» Exercise
Word for word, quote the lines from the one containing "What data populates" to the end of the entries below, including both. Leave pictures out.

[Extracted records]

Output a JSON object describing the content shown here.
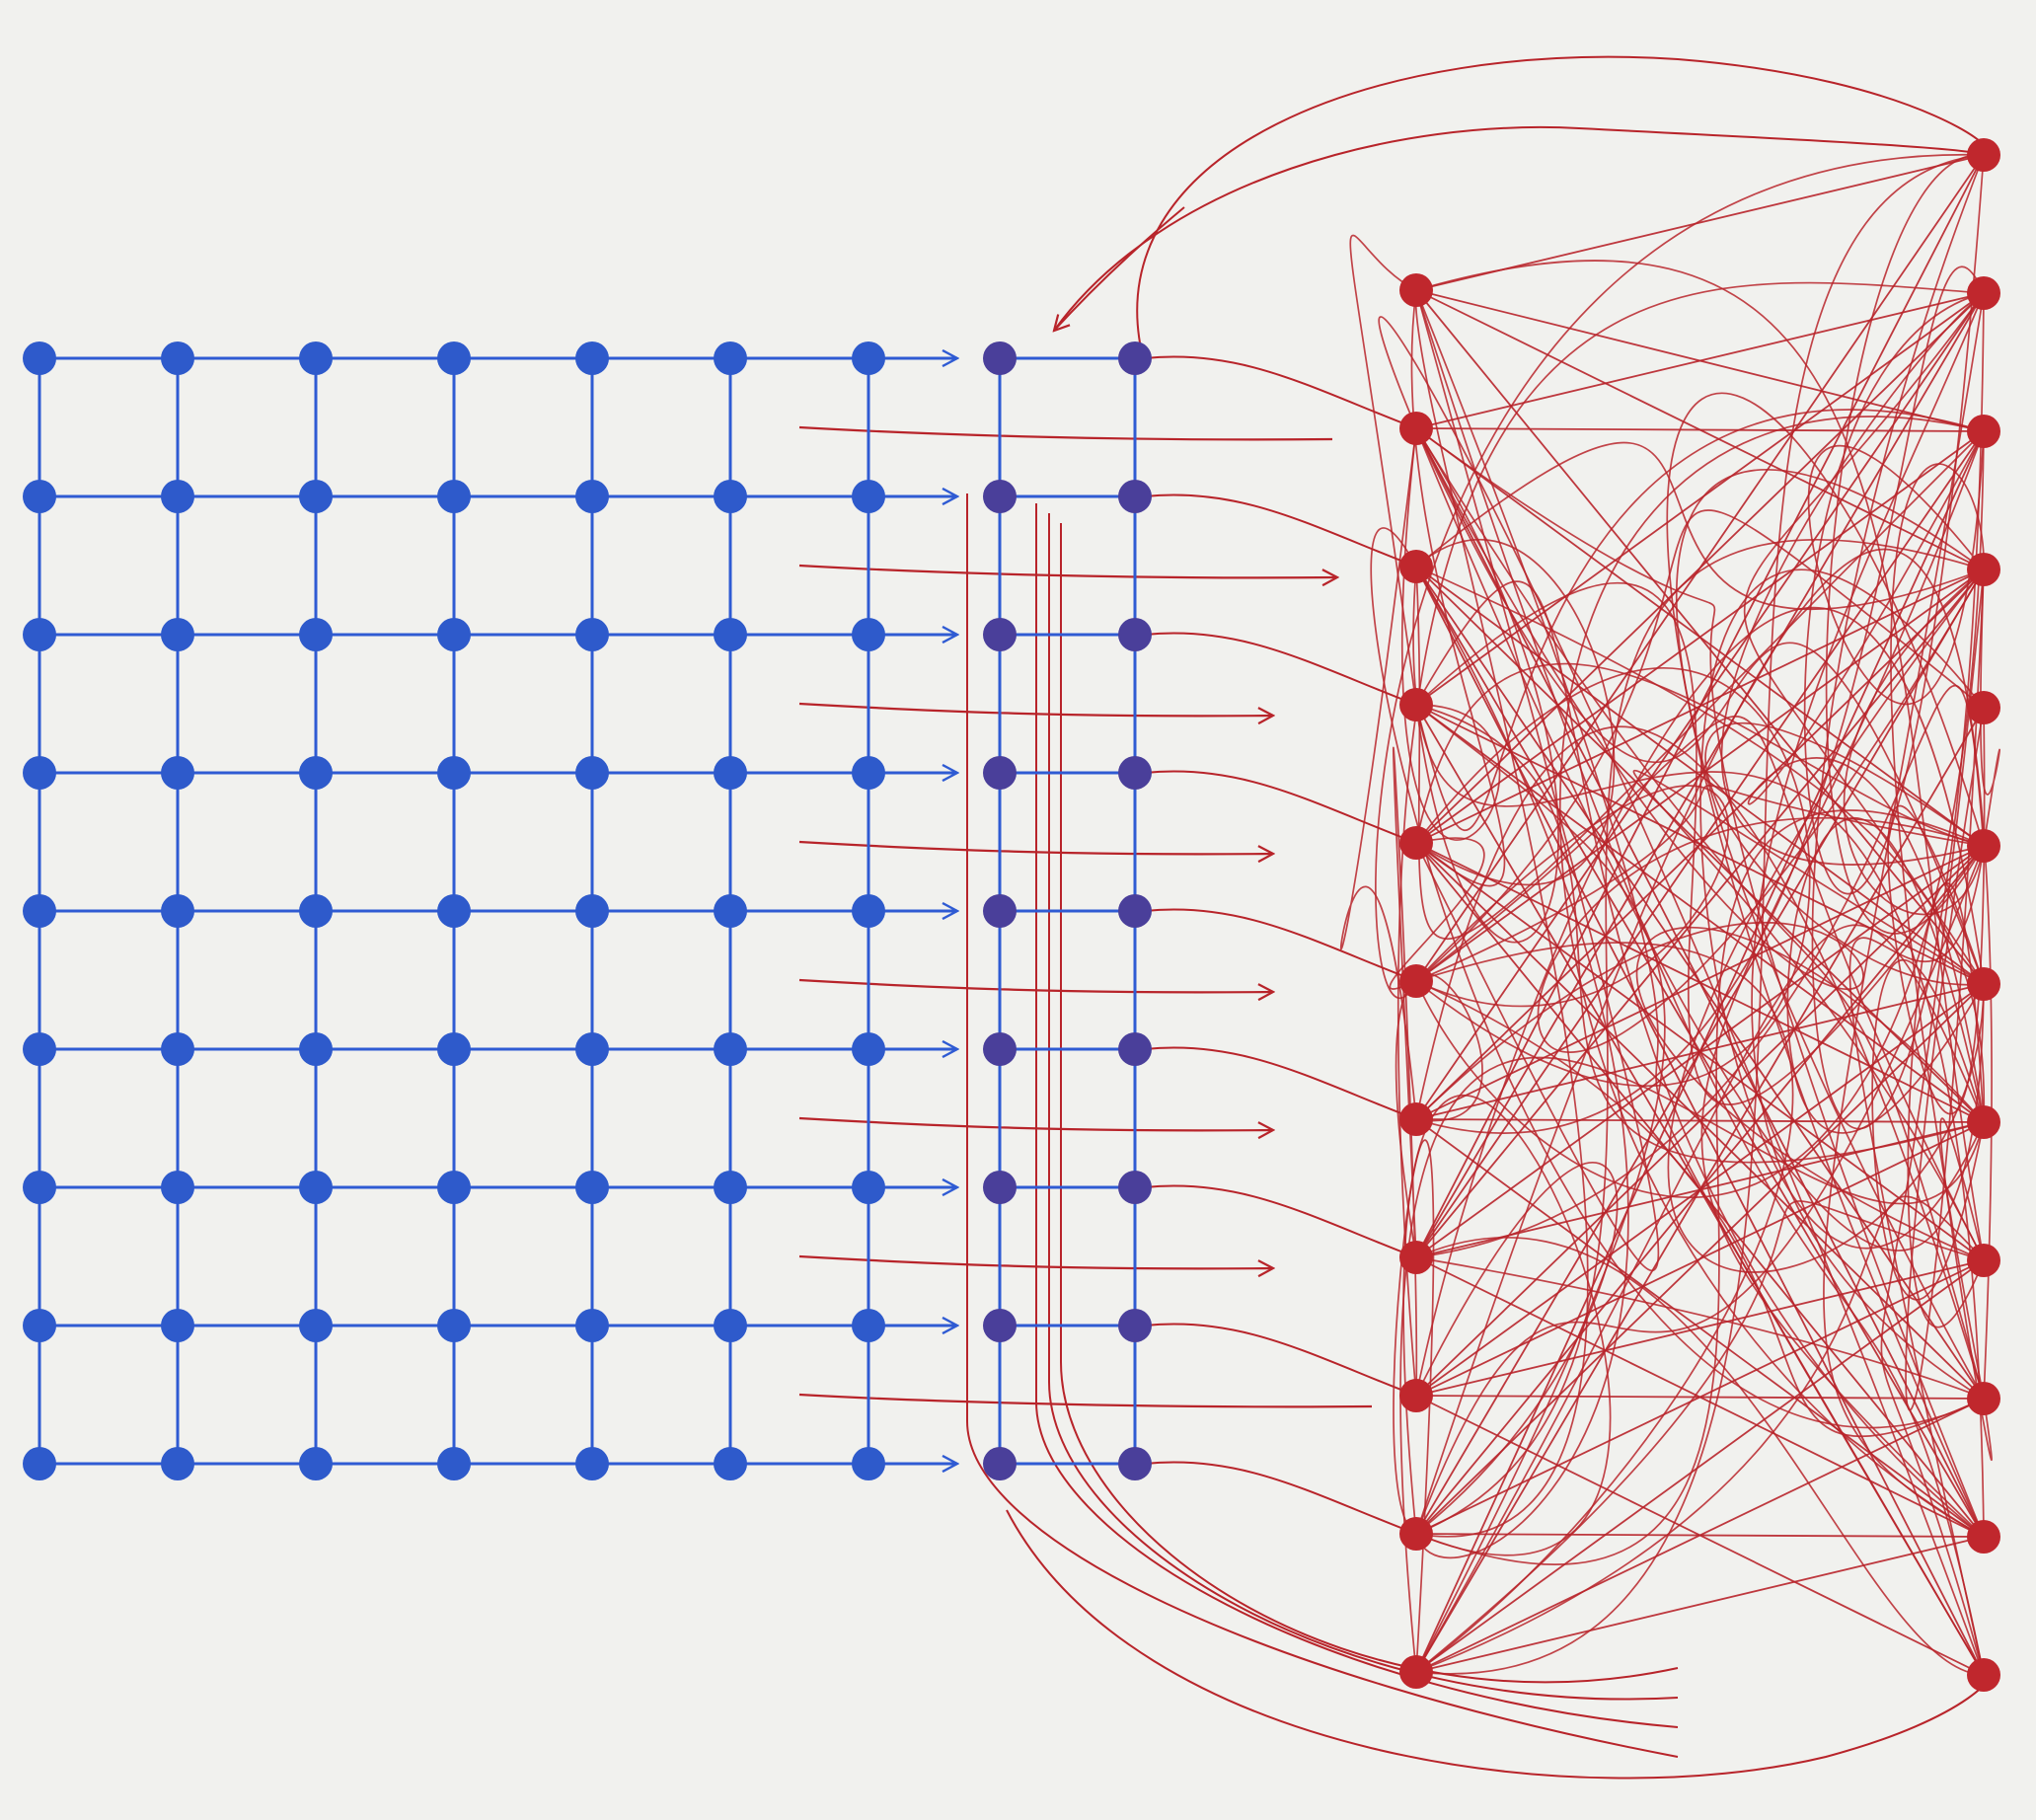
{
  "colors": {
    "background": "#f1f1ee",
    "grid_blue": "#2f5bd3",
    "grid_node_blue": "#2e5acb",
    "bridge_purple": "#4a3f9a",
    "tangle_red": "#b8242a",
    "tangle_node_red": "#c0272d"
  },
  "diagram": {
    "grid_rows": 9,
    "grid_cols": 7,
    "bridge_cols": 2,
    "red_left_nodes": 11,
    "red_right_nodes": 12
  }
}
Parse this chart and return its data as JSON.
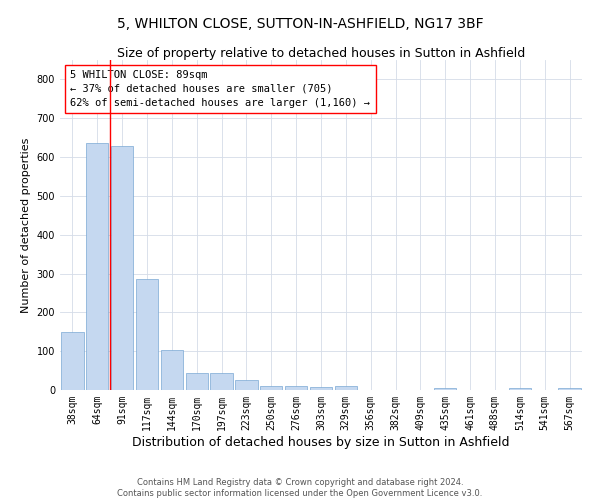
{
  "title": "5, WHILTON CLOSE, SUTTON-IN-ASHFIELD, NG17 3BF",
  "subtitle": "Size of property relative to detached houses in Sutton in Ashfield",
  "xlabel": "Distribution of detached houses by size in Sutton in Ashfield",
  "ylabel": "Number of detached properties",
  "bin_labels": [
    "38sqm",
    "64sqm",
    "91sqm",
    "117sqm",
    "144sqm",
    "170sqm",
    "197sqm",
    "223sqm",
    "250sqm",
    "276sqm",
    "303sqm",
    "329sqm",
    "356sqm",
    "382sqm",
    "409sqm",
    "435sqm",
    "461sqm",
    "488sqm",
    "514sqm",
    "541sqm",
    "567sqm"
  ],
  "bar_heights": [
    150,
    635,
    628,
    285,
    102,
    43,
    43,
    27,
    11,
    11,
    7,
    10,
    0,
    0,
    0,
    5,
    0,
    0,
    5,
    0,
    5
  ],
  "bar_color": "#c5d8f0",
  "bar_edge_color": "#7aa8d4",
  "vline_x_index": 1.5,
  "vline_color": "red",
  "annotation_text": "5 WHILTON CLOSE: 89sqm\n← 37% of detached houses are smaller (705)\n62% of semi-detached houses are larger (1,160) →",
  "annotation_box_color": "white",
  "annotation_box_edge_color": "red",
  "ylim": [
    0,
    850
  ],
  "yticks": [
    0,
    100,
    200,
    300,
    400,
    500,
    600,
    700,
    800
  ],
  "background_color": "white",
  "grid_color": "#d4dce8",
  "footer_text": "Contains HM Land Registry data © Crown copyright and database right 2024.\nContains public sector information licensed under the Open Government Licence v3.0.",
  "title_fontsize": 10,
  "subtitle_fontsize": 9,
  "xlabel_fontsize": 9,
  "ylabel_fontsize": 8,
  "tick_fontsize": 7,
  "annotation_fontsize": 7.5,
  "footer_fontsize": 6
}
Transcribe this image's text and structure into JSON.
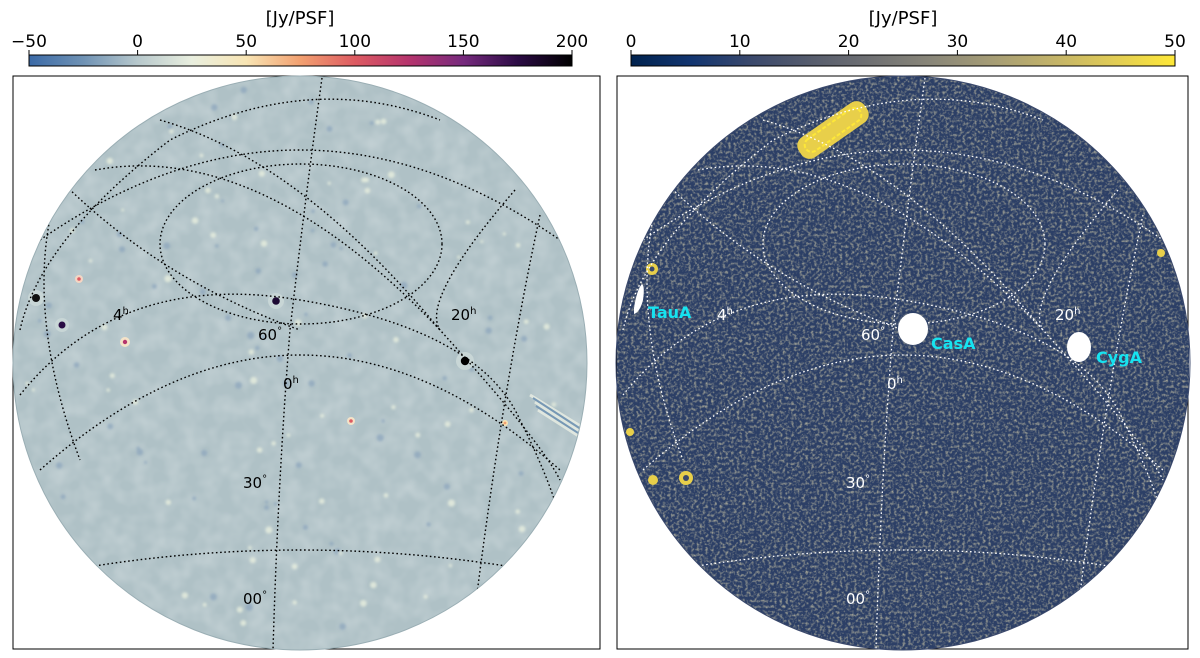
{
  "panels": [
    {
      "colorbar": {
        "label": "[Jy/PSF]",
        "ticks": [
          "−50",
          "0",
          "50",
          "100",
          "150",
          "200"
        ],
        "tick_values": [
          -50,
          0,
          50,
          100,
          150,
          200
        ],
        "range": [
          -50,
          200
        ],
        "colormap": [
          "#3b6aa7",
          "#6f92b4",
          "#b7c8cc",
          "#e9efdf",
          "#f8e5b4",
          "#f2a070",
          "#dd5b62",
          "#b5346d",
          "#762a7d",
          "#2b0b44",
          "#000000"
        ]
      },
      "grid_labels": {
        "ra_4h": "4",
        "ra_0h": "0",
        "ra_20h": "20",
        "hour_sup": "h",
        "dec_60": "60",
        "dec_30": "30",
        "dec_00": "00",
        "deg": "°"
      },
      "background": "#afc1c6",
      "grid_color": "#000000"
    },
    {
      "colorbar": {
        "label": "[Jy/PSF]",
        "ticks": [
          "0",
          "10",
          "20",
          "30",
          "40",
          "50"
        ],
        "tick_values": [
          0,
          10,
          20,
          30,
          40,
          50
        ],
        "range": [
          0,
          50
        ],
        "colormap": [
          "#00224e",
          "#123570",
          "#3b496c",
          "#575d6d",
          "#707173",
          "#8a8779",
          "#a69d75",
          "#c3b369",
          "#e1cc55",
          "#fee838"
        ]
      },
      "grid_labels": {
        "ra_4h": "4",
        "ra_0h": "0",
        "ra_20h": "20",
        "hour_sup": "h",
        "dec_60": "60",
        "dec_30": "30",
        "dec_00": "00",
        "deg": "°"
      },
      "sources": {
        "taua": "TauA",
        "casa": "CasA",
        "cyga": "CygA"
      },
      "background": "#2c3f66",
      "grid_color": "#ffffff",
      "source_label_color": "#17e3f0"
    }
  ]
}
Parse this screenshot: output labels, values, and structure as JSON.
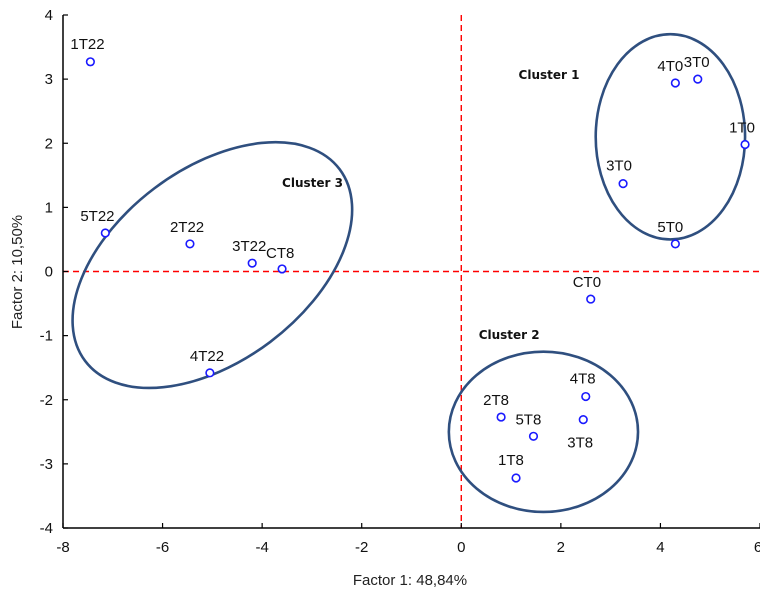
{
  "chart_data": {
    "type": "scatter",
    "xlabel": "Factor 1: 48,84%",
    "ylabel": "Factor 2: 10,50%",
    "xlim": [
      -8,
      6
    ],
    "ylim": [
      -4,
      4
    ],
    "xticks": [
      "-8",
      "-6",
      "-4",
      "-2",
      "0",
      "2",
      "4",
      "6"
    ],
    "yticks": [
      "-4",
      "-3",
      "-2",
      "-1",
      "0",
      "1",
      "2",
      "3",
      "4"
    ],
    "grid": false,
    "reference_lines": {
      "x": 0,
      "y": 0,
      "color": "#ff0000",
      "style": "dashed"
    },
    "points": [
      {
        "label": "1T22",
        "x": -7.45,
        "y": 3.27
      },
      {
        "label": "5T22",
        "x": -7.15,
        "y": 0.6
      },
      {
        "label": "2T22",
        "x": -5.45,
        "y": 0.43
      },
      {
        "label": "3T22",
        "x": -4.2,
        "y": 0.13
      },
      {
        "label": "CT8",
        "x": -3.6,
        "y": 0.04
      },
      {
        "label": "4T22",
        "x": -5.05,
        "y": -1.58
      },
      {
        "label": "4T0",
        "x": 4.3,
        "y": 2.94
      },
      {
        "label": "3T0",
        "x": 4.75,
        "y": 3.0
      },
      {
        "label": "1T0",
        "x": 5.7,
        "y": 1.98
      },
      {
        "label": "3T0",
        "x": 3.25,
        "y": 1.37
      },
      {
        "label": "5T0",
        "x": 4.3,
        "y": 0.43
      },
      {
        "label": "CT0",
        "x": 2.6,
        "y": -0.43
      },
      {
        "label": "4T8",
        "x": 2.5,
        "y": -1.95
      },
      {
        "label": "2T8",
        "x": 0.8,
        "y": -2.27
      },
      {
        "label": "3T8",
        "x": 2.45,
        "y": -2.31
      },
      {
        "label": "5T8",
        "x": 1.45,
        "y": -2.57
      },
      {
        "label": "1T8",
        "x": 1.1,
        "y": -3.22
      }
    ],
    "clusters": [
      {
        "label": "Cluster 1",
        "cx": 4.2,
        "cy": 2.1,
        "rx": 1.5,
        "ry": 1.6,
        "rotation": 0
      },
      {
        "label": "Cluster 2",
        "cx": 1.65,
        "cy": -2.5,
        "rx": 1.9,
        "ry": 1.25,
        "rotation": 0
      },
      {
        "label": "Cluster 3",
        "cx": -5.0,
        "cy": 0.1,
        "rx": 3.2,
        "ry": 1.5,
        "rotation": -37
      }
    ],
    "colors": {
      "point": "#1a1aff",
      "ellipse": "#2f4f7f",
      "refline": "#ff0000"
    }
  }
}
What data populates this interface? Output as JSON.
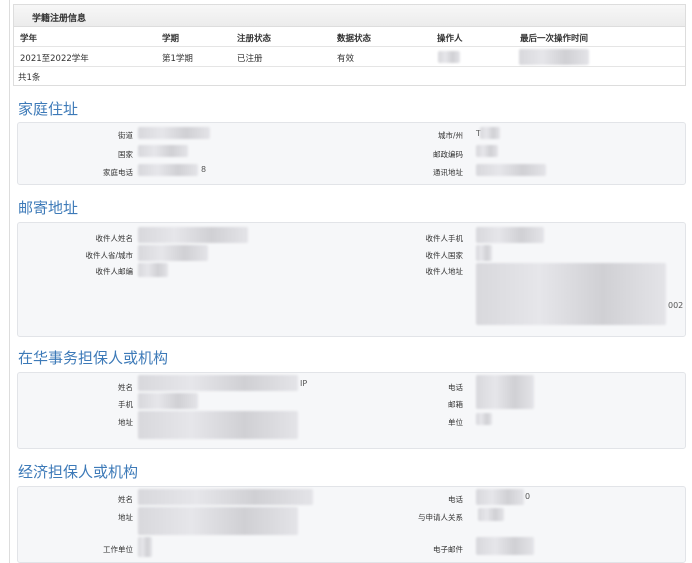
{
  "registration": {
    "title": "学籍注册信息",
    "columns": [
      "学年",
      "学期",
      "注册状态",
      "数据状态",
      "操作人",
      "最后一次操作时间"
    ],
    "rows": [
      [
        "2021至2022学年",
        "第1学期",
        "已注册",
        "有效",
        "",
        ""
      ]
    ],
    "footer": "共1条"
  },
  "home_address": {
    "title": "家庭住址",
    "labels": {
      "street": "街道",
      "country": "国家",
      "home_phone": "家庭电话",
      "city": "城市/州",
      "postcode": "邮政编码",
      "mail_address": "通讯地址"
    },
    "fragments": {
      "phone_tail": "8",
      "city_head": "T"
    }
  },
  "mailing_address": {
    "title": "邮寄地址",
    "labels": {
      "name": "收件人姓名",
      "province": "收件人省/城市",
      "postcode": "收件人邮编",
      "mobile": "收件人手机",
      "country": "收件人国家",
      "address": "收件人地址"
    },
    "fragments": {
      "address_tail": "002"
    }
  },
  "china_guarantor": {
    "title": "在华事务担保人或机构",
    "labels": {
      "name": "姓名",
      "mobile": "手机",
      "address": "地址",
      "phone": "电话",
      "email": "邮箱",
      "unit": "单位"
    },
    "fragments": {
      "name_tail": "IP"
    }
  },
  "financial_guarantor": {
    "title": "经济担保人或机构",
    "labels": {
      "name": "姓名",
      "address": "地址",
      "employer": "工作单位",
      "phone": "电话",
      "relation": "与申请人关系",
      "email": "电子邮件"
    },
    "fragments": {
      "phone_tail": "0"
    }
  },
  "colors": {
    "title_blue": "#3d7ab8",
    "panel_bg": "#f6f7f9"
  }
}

» Final answer
What data populates this interface? Output as JSON.
{
  "registration": {
    "title": "学籍注册信息",
    "columns": [
      "学年",
      "学期",
      "注册状态",
      "数据状态",
      "操作人",
      "最后一次操作时间"
    ],
    "rows": [
      [
        "2021至2022学年",
        "第1学期",
        "已注册",
        "有效",
        "",
        ""
      ]
    ],
    "footer": "共1条"
  },
  "home_address": {
    "title": "家庭住址",
    "labels": {
      "street": "街道",
      "country": "国家",
      "home_phone": "家庭电话",
      "city": "城市/州",
      "postcode": "邮政编码",
      "mail_address": "通讯地址"
    },
    "fragments": {
      "phone_tail": "8",
      "city_head": "T"
    }
  },
  "mailing_address": {
    "title": "邮寄地址",
    "labels": {
      "name": "收件人姓名",
      "province": "收件人省/城市",
      "postcode": "收件人邮编",
      "mobile": "收件人手机",
      "country": "收件人国家",
      "address": "收件人地址"
    },
    "fragments": {
      "address_tail": "002"
    }
  },
  "china_guarantor": {
    "title": "在华事务担保人或机构",
    "labels": {
      "name": "姓名",
      "mobile": "手机",
      "address": "地址",
      "phone": "电话",
      "email": "邮箱",
      "unit": "单位"
    },
    "fragments": {
      "name_tail": "IP"
    }
  },
  "financial_guarantor": {
    "title": "经济担保人或机构",
    "labels": {
      "name": "姓名",
      "address": "地址",
      "employer": "工作单位",
      "phone": "电话",
      "relation": "与申请人关系",
      "email": "电子邮件"
    },
    "fragments": {
      "phone_tail": "0"
    }
  },
  "colors": {
    "title_blue": "#3d7ab8",
    "panel_bg": "#f6f7f9"
  }
}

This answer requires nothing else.